## AIM
Only the lines holding the string "page" are needed. Copy each one.

— START —

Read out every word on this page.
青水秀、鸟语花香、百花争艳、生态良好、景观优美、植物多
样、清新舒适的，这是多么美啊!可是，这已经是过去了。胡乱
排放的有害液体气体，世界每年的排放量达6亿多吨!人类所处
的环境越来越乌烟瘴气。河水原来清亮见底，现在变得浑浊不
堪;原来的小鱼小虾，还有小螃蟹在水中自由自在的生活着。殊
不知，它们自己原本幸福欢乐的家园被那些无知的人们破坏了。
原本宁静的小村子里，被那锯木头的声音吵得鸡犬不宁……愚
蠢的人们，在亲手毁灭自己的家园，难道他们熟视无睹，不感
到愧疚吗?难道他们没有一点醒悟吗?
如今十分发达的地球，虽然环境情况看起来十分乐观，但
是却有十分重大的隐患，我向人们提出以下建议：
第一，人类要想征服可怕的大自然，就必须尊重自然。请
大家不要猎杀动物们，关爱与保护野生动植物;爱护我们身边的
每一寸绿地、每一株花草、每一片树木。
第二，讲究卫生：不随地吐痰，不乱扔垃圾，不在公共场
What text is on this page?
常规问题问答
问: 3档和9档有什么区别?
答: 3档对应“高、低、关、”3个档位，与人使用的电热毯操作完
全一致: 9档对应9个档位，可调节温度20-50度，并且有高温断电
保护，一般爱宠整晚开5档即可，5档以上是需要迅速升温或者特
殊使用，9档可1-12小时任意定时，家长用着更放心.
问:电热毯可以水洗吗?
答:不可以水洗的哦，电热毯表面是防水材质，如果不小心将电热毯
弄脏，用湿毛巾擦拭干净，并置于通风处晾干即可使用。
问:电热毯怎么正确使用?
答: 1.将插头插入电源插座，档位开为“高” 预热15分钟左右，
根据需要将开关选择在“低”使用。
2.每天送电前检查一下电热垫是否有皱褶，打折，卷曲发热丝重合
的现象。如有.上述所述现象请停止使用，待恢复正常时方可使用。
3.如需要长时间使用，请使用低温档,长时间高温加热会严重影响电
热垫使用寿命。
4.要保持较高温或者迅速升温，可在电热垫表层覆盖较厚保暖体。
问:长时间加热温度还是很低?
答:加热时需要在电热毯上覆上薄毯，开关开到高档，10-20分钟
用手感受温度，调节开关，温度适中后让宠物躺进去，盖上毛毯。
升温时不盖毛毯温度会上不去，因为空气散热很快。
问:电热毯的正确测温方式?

— END —

## TASK OUTPUT
Read out every word on this page.
What text is on this page?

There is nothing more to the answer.